▶

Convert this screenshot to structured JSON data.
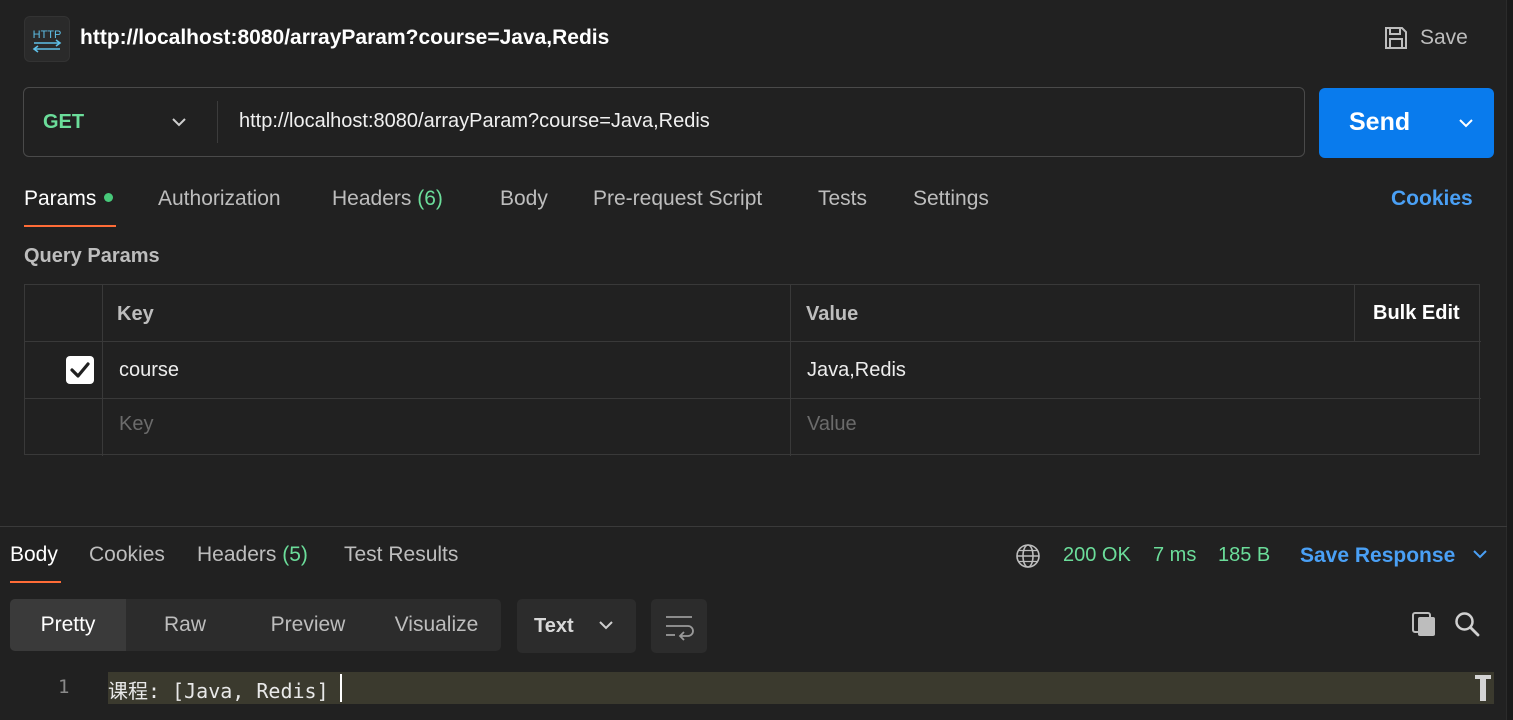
{
  "header": {
    "icon_label": "HTTP",
    "title": "http://localhost:8080/arrayParam?course=Java,Redis",
    "save_label": "Save"
  },
  "request": {
    "method": "GET",
    "url": "http://localhost:8080/arrayParam?course=Java,Redis",
    "send_label": "Send"
  },
  "tabs": [
    {
      "label": "Params"
    },
    {
      "label": "Authorization"
    },
    {
      "label": "Headers",
      "count": "(6)"
    },
    {
      "label": "Body"
    },
    {
      "label": "Pre-request Script"
    },
    {
      "label": "Tests"
    },
    {
      "label": "Settings"
    }
  ],
  "cookies_label": "Cookies",
  "query_params": {
    "title": "Query Params",
    "columns": {
      "key": "Key",
      "value": "Value",
      "bulk_edit": "Bulk Edit"
    },
    "rows": [
      {
        "checked": true,
        "key": "course",
        "value": "Java,Redis"
      }
    ],
    "placeholder": {
      "key": "Key",
      "value": "Value"
    }
  },
  "response": {
    "tabs": [
      {
        "label": "Body"
      },
      {
        "label": "Cookies"
      },
      {
        "label": "Headers",
        "count": "(5)"
      },
      {
        "label": "Test Results"
      }
    ],
    "status": "200 OK",
    "time": "7 ms",
    "size": "185 B",
    "save_response_label": "Save Response",
    "views": [
      "Pretty",
      "Raw",
      "Preview",
      "Visualize"
    ],
    "format": "Text",
    "lines": [
      {
        "number": "1",
        "text": "课程: [Java, Redis]"
      }
    ]
  },
  "colors": {
    "background": "#212121",
    "accent_blue": "#097bed",
    "link_blue": "#4aa0f5",
    "method_green": "#6bdd9a",
    "tab_underline": "#ff6c37"
  }
}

◀

_REQUIRED TASK_
Look through the entries above; copy each line where the string "Redis" appears.

_RESPONSE_
    "title": "http://localhost:8080/arrayParam?course=Java,Redis",
    "url": "http://localhost:8080/arrayParam?course=Java,Redis",
        "value": "Java,Redis"
        "text": "课程: [Java, Redis]"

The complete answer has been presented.